### Work instructions
In your copy, repeat the records exactly and leave out the pictures.

Extracted data entries

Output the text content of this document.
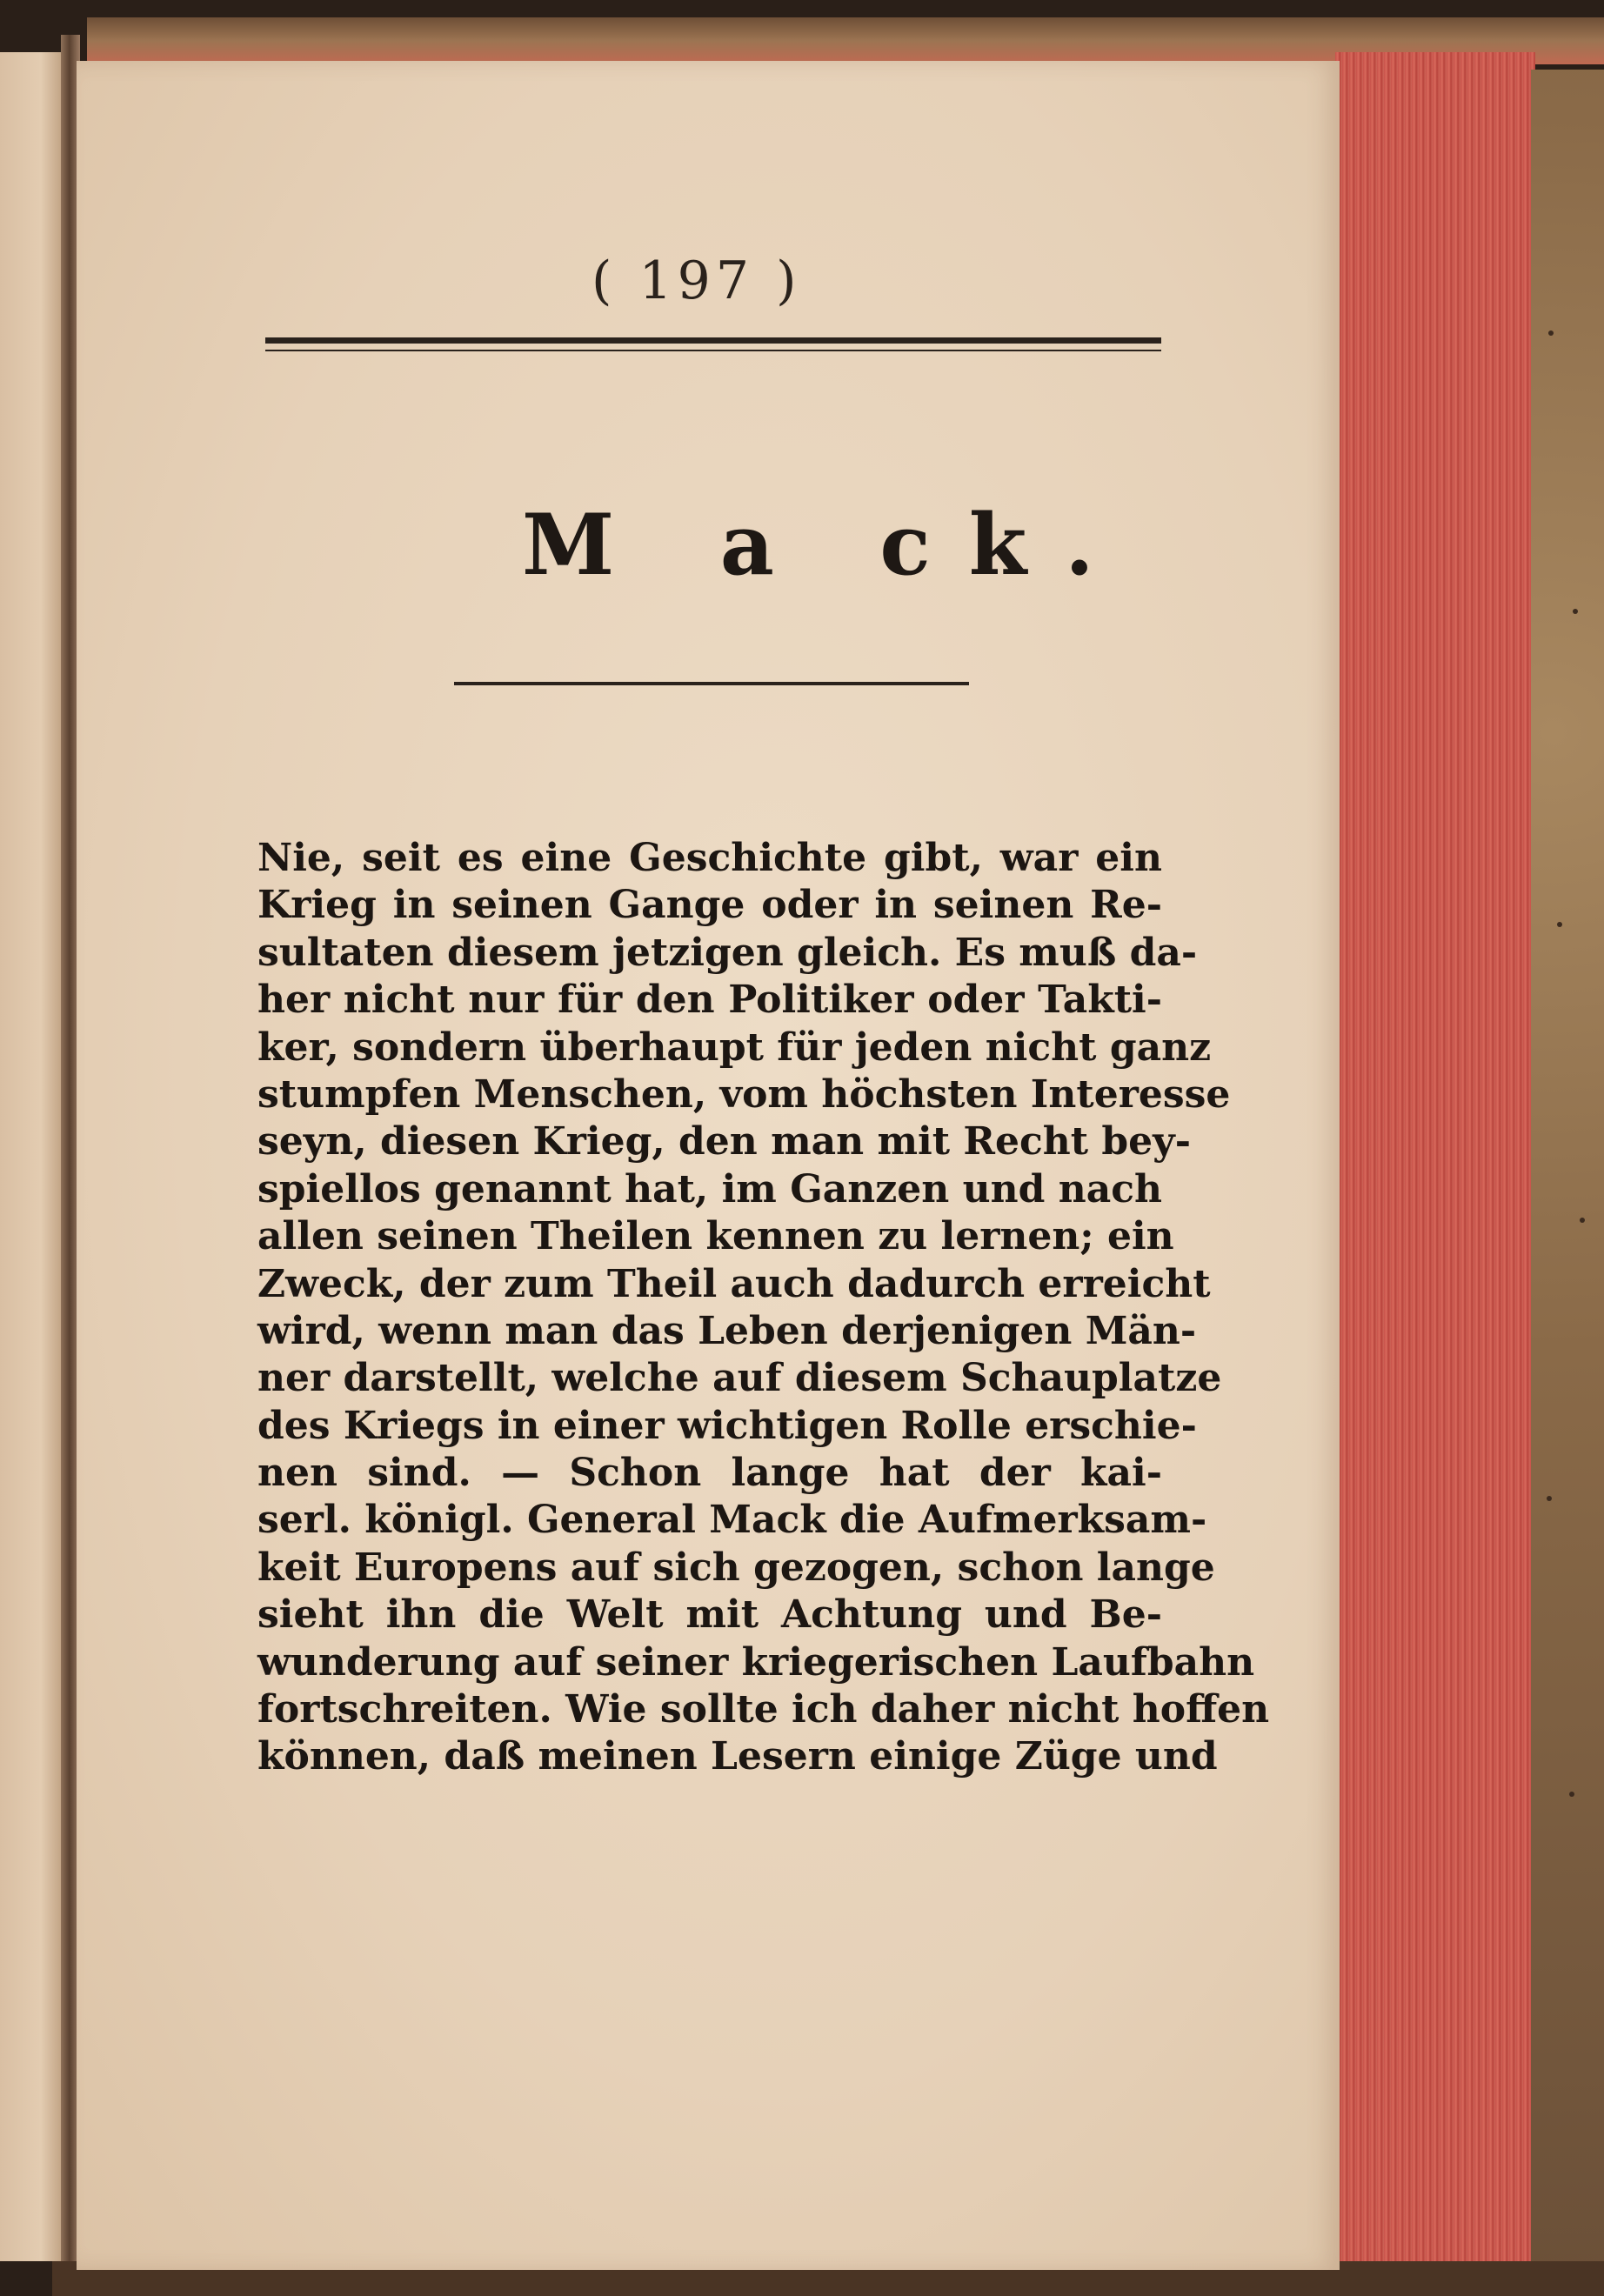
( 197 )
M a ck.
Nie, seit es eine Geschichte gibt, war ein
Krieg in seinen Gange oder in seinen Re-
sultaten diesem jetzigen gleich. Es muß da-
her nicht nur für den Politiker oder Takti-
ker, sondern überhaupt für jeden nicht ganz
stumpfen Menschen, vom höchsten Interesse
seyn, diesen Krieg, den man mit Recht bey-
spiellos genannt hat, im Ganzen und nach
allen seinen Theilen kennen zu lernen; ein
Zweck, der zum Theil auch dadurch erreicht
wird, wenn man das Leben derjenigen Män-
ner darstellt, welche auf diesem Schauplatze
des Kriegs in einer wichtigen Rolle erschie-
nen sind. — Schon lange hat der kai-
serl. königl. General Mack die Aufmerksam-
keit Europens auf sich gezogen, schon lange
sieht ihn die Welt mit Achtung und Be-
wunderung auf seiner kriegerischen Laufbahn
fortschreiten. Wie sollte ich daher nicht hoffen
können, daß meinen Lesern einige Züge und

### Output for this task
Output the text content of this document.
( 197 )
M a ck.
Nie, seit es eine Geschichte gibt, war ein
Krieg in seinen Gange oder in seinen Re-
sultaten diesem jetzigen gleich. Es muß da-
her nicht nur für den Politiker oder Takti-
ker, sondern überhaupt für jeden nicht ganz
stumpfen Menschen, vom höchsten Interesse
seyn, diesen Krieg, den man mit Recht bey-
spiellos genannt hat, im Ganzen und nach
allen seinen Theilen kennen zu lernen; ein
Zweck, der zum Theil auch dadurch erreicht
wird, wenn man das Leben derjenigen Män-
ner darstellt, welche auf diesem Schauplatze
des Kriegs in einer wichtigen Rolle erschie-
nen sind. — Schon lange hat der kai-
serl. königl. General Mack die Aufmerksam-
keit Europens auf sich gezogen, schon lange
sieht ihn die Welt mit Achtung und Be-
wunderung auf seiner kriegerischen Laufbahn
fortschreiten. Wie sollte ich daher nicht hoffen
können, daß meinen Lesern einige Züge und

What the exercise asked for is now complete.